Copy each line containing the word "باللفظ" from the records that follow, please.

● SUPPLIED RECORDS:
▽

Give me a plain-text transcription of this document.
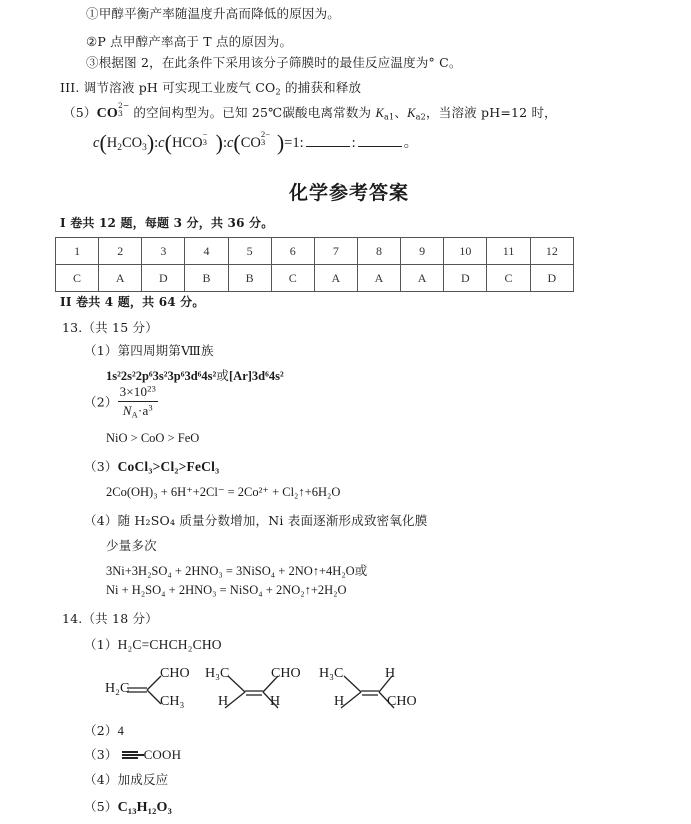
①甲醇平衡产率随温度升高而降低的原因为。
②P 点甲醇产率高于 T 点的原因为。
③根据图 2，在此条件下采用该分子筛膜时的最佳反应温度为° C。
III. 调节溶液 pH 可实现工业废气 $CO_2$ 的捕获和释放
（5）CO
2−
3 的空间构型为。已知 25℃碳酸电离常数为 $K_{a1}$、$K_{a2}$，当溶液 pH=12 时，
$c(H_2CO_3):c(HCO$
−
3 ):c(CO
2−
3 )=1:	:	。
化学参考答案
I 卷共 12 题，每题 3 分，共 36 分。
1	2	3	4	5	6	7	8	9	10	11	12
C	A	D	B	B	C	A	A	A	D	C	D
II 卷共 4 题，共 64 分。
13.（共 15 分）
（1）第四周期第Ⅷ族
1s²2s²2p⁶3s²3p⁶3d⁶4s²或[Ar]3d⁶4s²
$(2) \frac{3\times 10^{23}}{N_A\cdot a^3}$
NiO > CoO > FeO
（3）CoCl₃>Cl₂>FeCl₃
2Co(OH)₃ + 6H⁺+2Cl⁻ = 2Co²⁺ + Cl₂↑+6H₂O
（4）随 H₂SO₄ 质量分数增加，Ni 表面逐渐形成致密氧化膜
少量多次
3Ni+3H₂SO₄ + 2HNO₃ = 3NiSO₄ + 2NO↑+4H₂O或
Ni + H₂SO₄ + 2HNO₃ = NiSO₄ + 2NO₂↑+2H₂O
14.（共 18 分）
（1）H₂C=CHCH₂CHO
H₂C
CHO
CH₃
H₃C	CHO
H	H
H₃C	H
H	CHO
（2）4
（3） COOH
（4）加成反应
（5）C₁₃H₁₂O₃
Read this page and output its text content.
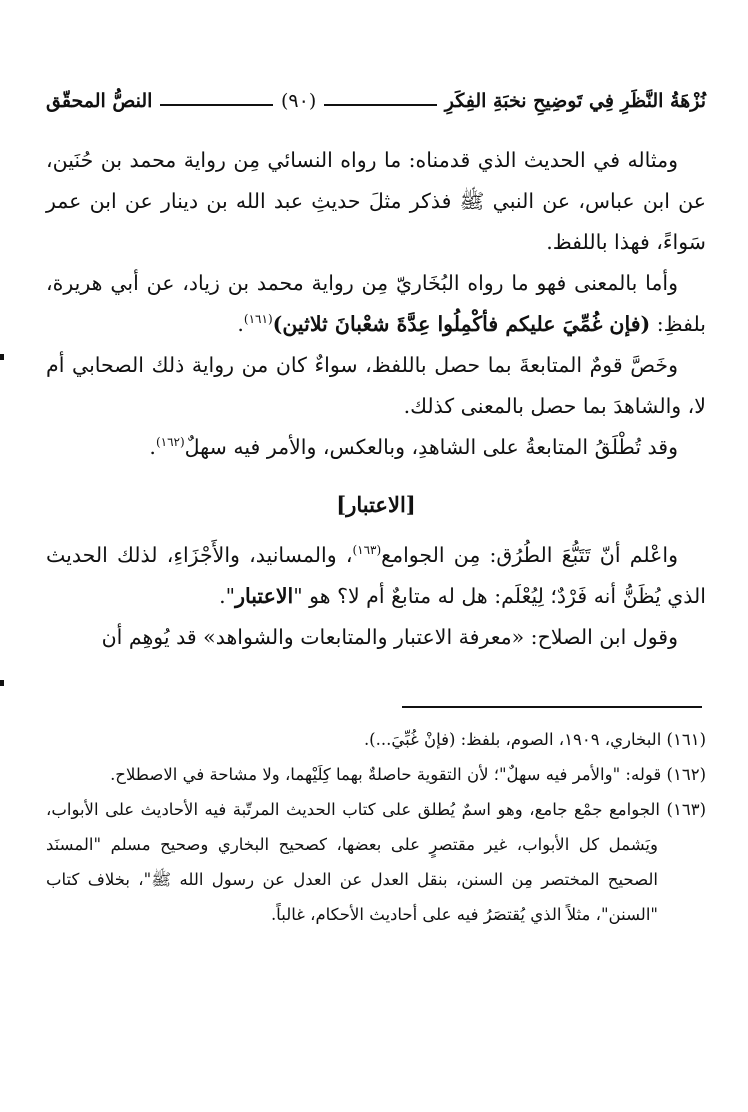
نُزْهَةُ النَّظَرِ فِي تَوضِيحِ نخبَةِ الفِكَرِ
(٩٠)
النصُّ المحقّق

ومثاله في الحديث الذي قدمناه: ما رواه النسائي مِن رواية محمد بن حُنَين، عن ابن عباس، عن النبي ﷺ فذكر مثلَ حديثِ عبد الله بن دينار عن ابن عمر سَواءً، فهذا باللفظ.

وأما بالمعنى فهو ما رواه البُخَاريّ مِن رواية محمد بن زياد، عن أبي هريرة، بلفظِ: (فإن غُمِّيَ عليكم فأكْمِلُوا عِدَّةَ شعْبانَ ثلاثين)$^{(١٦١)}$.

وخَصَّ قومٌ المتابعةَ بما حصل باللفظ، سواءٌ كان من رواية ذلك الصحابي أم لا، والشاهدَ بما حصل بالمعنى كذلك.

وقد تُطْلَقُ المتابعةُ على الشاهدِ، وبالعكس، والأمر فيه سهلٌ$^{(١٦٢)}$.

[الاعتبار]

واعْلم أنّ تَتَبُّعَ الطُرُق: مِن الجوامع$^{(١٦٣)}$، والمسانيد، والأَجْزَاءِ، لذلك الحديث الذي يُظَنُّ أنه فَرْدٌ؛ لِيُعْلَم: هل له متابعٌ أم لا؟ هو "الاعتبار".

وقول ابن الصلاح: «معرفة الاعتبار والمتابعات والشواهد» قد يُوهِم أن

(١٦١) البخاري، ١٩٠٩، الصوم، بلفظ: (فإنْ غُبِّيَ...).

(١٦٢) قوله: "والأمر فيه سهلٌ"؛ لأن التقوية حاصلةٌ بهما كِلَيْهما، ولا مشاحة في الاصطلاح.

(١٦٣) الجوامع جمْع جامع، وهو اسمٌ يُطلق على كتاب الحديث المرتّبة فيه الأحاديث على الأبواب، ويَشمل كل الأبواب، غير مقتصرٍ على بعضها، كصحيح البخاري وصحيح مسلم "المسنَد الصحيح المختصر مِن السنن، بنقل العدل عن العدل عن رسول الله ﷺ"، بخلاف كتاب "السنن"، مثلاً الذي يُقتصَرُ فيه على أحاديث الأحكام، غالباً.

△

● SOLUTION FOR THIS PROBLEM:
ومثاله في الحديث الذي قدمناه: ما رواه النسائي مِن رواية محمد بن حُنَين، عن ابن عباس، عن النبي ﷺ فذكر مثلَ حديثِ عبد الله بن دينار عن ابن عمر سَواءً، فهذا باللفظ.
وخَصَّ قومٌ المتابعةَ بما حصل باللفظ، سواءٌ كان من رواية ذلك الصحابي أم لا، والشاهدَ بما حصل بالمعنى كذلك.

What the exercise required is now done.